練習任務:
**1.** 根據關於怪醫豪斯的引文,為什麼豪斯等人的思考模式會相當鮮明地表現在觀眾面前?請用一到三句話說明。
**2.** 請照原文重新打出關於怪醫豪斯的引文中的一段,從「最近開始看起了怪醫豪斯(Dr」開始,到「以解決病人的病痛為主要目的。」結束。

引文:
::::::::
2009-10-05 02:05:59卡打車

【邊走邊看】House's IRAC

(引自公共電視怪醫豪斯官網,簡介於http://www.pts.org.tw/~web01/House/index.htm

 

最近開始看起了怪醫豪斯(Dr. House),讓我感興趣的其實是同樣身為被歸類做專業人員的醫生或護理人員,究竟他們的思考方式是什麼?

因為豪斯所處的診所專門對治奇怪的症狀,因此他們的思考模式會相當鮮明地表現在觀眾面前。遇到一種病,如何對症下藥,前提是知道「症」是什麼。而種種的症狀正是判斷的依據,透過各種診斷方式,來確定病因以做出正確的處理方式,以解決病人的病痛為主要目的。
::::::::
記錄清單:

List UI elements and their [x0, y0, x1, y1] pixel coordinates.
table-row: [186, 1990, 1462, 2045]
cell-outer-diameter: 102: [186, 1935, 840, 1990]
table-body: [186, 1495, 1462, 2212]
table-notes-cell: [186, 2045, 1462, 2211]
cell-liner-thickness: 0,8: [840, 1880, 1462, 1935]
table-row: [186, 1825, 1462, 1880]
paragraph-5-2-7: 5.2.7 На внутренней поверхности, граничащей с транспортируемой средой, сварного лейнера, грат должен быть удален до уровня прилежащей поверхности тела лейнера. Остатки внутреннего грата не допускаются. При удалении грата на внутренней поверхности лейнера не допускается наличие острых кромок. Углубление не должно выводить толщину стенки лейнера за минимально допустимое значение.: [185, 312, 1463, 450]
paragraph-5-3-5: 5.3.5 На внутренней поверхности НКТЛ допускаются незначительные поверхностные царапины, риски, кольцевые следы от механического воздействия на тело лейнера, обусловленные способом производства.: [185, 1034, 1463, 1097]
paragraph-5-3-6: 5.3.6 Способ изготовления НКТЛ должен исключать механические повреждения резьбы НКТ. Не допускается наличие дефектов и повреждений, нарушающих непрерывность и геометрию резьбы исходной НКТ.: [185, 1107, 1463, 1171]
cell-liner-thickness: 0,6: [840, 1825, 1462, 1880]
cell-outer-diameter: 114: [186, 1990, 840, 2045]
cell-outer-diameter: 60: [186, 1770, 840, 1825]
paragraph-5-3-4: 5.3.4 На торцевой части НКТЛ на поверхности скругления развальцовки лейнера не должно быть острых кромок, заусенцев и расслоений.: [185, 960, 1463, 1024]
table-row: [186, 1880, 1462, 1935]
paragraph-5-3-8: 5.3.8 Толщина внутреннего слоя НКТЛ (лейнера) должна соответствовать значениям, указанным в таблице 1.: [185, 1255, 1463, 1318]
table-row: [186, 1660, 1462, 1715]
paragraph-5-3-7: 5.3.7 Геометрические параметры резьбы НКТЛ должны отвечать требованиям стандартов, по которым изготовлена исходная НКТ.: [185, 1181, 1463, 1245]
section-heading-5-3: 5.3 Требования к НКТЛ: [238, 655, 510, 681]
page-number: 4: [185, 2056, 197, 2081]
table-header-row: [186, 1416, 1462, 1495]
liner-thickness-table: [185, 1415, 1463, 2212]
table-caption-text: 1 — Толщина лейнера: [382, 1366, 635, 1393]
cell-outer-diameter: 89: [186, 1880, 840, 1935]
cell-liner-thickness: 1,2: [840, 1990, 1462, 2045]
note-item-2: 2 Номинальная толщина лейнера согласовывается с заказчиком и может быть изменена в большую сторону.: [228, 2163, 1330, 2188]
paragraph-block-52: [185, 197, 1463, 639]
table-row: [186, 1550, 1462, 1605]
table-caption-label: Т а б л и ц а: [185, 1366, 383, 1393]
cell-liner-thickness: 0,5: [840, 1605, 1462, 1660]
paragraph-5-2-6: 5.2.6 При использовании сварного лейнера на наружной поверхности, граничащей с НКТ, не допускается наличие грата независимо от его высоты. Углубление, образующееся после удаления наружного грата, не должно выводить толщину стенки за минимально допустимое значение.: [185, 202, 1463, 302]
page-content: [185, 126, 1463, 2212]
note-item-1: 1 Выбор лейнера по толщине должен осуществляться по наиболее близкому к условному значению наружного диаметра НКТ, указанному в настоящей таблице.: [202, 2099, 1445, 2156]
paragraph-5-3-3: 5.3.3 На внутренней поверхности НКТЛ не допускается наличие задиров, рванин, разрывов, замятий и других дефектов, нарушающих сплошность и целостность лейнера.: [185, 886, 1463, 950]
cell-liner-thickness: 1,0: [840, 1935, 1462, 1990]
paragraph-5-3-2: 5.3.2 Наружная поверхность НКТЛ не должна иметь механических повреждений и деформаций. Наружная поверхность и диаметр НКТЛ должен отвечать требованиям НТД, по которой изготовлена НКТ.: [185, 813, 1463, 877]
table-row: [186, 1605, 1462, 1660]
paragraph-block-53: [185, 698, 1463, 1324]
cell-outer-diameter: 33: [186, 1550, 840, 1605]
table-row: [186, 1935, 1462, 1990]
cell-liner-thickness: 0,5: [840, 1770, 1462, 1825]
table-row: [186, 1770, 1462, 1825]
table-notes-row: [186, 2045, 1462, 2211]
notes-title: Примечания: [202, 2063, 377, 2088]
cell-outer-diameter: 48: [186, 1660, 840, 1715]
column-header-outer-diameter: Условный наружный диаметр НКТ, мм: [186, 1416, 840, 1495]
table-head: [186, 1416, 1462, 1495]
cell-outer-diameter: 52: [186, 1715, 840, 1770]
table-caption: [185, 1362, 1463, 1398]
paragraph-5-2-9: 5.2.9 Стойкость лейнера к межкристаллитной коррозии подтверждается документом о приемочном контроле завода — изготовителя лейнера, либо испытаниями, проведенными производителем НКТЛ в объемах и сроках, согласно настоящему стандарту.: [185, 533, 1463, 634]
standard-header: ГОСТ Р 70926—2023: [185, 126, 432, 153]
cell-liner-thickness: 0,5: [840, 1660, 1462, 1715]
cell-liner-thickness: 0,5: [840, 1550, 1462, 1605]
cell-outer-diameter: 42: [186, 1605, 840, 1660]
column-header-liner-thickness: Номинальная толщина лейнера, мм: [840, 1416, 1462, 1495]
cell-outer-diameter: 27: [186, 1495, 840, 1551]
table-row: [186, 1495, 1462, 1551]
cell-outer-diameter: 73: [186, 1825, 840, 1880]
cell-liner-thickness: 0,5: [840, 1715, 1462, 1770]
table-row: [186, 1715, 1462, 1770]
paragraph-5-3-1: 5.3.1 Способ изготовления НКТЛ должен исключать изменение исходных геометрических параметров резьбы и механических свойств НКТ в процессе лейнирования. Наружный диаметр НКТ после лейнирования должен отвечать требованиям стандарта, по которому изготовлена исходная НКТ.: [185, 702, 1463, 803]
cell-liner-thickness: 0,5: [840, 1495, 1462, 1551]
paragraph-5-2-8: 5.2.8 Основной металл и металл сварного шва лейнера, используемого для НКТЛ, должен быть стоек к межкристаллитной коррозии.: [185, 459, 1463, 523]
::::::::
參考答案:
**1.** 因為豪斯所處的診所專門對治奇怪的症狀,所以他們的思考模式會相當鮮明地表現在觀眾面前。

**2.**
最近開始看起了怪醫豪斯(Dr. House),讓我感興趣的其實是同樣身為被歸類做專業人員的醫生或護理人員,究竟他們的思考方式是什麼?

因為豪斯所處的診所專門對治奇怪的症狀,因此他們的思考模式會相當鮮明地表現在觀眾面前。遇到一種病,如何對症下藥,前提是知道「症」是什麼。而種種的症狀正是判斷的依據,透過各種診斷方式,來確定病因以做出正確的處理方式,以解決病人的病痛為主要目的。